We passed original com.linecorp.bot.commons.decaton.processor.TimedTaskExtractor to taskExtractor which is like following (written in Kotlin). This TimedTaskExtractor is for observing consuming delay. The issue will cause with delegate = DefaultTaskExtractor.

class TimedTaskExtractor<T>(
    private val delegate: TaskExtractor<T>,
    subscription: String,
    topic: String,
    meterRegistry: MeterRegistry
) : TaskExtractor<T> {
    private val timer = meterRegistry.timer(
        "decaton.processor.${TimedTaskExtractor::class.simpleName?.toLowerCase()}.timestamp_delay",
        Tags.of(Tag.of("topic", topic), Tag.of("subscription", subscription))
    )

    override fun extract(bytes: ByteArray): DecatonTask<T> {
        return delegate.extract(bytes).also {
            if (it.metadata().timestampMillis() > 0) {
                timer.record(
                    System.currentTimeMillis() - it.metadata().timestampMillis(),
                    TimeUnit.MILLISECONDS
                )
            }
        }
    }
}
ocadaruma commented 3 years ago

Thanks for pointing out.

Yeah, that's the heritage from when Decaton didn't support consuming arbitrary task format. (Initially, Decaton only supported DecatonTaskRequest protobuf format)

When we introduced TaskExtractor for supporting arbitrary message format, there was a discussion about how to support retry-feature.

~In short, you have to use DefaultTaskExtractor only when you consume DecatonTaskRequest format.~

In short, you have to use ProcessorsBuilder#consuming(String, Deserializer) to consume DecatonTaskRequest format.

## LIST OF TASKS
A. Using the thread excerpt, answer each question on its own line, marked to match:
(i) According to the thread, what is TimedTaskExtractor for?
(ii) Which format did Decaton support at first?
(iii) Which method does the reply say to use to consume the DecatonTaskRequest format?
B. Summarize the thread excerpt in two sentences.
Answer from the thread excerpt alone.

## DATA EXCERPTS

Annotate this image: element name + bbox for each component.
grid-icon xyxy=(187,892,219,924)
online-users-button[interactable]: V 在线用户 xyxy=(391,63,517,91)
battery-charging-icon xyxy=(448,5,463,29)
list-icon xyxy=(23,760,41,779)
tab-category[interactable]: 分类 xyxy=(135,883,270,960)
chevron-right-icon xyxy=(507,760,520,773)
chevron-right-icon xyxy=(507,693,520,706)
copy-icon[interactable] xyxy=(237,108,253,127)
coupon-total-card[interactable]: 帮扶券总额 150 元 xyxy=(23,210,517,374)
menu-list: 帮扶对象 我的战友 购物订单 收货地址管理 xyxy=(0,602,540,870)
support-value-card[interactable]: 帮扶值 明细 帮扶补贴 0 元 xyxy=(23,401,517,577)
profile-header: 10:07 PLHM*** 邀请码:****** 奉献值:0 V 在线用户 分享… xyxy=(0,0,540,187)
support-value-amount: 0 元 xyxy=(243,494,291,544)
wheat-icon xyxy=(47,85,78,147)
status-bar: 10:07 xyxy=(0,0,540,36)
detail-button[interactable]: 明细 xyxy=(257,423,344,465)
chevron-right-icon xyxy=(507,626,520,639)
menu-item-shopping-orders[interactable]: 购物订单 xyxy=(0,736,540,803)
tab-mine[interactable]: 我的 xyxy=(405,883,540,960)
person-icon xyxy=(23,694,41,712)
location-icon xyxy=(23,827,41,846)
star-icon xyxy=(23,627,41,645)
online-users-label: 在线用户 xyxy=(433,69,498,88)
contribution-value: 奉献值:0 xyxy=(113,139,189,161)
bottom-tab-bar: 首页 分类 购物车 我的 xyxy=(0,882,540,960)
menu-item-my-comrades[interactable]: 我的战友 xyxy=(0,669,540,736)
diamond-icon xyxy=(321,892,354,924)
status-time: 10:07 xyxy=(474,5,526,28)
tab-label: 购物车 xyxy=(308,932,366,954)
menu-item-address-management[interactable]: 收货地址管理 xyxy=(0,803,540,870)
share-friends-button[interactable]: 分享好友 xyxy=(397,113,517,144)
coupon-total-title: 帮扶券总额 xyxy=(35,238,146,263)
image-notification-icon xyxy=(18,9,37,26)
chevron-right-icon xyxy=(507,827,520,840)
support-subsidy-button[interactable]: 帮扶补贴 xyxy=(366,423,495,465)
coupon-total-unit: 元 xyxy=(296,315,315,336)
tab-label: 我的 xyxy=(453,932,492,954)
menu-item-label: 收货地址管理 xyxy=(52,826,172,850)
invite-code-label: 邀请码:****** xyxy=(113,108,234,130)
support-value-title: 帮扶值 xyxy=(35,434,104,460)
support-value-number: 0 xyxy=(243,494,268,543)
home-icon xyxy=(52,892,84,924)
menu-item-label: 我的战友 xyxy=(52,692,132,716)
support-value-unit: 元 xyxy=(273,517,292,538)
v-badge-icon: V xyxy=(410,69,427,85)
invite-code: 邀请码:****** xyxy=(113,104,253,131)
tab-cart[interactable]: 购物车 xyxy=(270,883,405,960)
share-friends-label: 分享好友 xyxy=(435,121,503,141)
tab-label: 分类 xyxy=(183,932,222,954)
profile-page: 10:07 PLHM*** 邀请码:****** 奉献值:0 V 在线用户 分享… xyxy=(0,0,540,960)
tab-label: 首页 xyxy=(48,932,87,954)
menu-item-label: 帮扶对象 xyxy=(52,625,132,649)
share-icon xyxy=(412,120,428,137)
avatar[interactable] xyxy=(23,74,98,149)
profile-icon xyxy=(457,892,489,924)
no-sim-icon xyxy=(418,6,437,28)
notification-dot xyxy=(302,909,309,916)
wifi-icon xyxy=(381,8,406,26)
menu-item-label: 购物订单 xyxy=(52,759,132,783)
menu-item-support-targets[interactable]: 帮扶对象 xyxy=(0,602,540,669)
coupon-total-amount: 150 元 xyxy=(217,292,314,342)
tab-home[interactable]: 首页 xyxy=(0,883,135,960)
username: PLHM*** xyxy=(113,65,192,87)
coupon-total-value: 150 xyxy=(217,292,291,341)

## SOLUTIONS BELOW
A.
(i) Observing consuming delay.
(ii) The DecatonTaskRequest protobuf format.
(iii) ProcessorsBuilder#consuming(String, Deserializer).

B. The thread describes passing a TimedTaskExtractor, written in Kotlin and used for observing consuming delay, to taskExtractor, and says the issue arises when its delegate is DefaultTaskExtractor. In the reply, ocadaruma calls this a heritage from when Decaton supported only the DecatonTaskRequest protobuf format and says ProcessorsBuilder#consuming(String, Deserializer) must be used to consume that format.